The task: Identify and reproduce every line holding the string "usługi".

[Lines of data]
· · · · · · ·
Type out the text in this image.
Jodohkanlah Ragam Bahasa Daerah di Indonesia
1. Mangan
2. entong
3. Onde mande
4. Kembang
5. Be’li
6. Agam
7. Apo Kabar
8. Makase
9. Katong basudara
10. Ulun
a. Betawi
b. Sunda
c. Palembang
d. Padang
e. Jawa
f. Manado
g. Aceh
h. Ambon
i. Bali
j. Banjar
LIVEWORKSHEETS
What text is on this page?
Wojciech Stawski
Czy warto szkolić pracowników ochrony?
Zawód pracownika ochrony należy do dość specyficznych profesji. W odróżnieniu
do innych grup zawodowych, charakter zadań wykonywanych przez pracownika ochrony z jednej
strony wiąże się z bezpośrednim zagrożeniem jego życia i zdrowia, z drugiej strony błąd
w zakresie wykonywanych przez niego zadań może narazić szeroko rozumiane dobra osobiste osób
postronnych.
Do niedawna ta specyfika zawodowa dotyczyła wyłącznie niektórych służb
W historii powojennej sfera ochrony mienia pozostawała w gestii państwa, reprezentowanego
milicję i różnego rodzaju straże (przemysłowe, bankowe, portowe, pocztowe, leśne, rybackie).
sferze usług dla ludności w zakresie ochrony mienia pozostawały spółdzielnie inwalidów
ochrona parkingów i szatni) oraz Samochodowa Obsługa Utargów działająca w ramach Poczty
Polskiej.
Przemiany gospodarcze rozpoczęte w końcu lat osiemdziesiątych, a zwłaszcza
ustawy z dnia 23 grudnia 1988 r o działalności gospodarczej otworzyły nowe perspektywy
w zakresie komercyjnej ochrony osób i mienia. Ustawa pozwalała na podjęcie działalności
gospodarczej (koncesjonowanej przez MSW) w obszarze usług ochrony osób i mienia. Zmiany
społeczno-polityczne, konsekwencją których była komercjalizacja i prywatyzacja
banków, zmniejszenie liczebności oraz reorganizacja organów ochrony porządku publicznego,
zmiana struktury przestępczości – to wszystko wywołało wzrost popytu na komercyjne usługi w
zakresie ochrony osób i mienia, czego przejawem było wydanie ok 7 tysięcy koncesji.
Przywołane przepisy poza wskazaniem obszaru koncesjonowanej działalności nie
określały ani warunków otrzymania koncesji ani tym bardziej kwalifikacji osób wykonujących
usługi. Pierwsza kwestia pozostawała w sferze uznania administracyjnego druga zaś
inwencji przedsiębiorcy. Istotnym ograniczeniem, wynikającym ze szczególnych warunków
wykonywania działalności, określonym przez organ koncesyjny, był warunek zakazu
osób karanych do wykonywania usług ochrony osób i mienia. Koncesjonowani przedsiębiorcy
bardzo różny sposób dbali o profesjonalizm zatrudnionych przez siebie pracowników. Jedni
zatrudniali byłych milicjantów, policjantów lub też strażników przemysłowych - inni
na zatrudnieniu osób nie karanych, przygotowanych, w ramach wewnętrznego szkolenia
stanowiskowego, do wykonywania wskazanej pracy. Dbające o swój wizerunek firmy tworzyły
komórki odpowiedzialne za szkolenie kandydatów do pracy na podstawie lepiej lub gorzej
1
· · · · · · ·
Worked answer:
zmiana struktury przestępczości – to wszystko wywołało wzrost popytu na komercyjne usługi w
usługi. Pierwsza kwestia pozostawała w sferze uznania administracyjnego druga zaś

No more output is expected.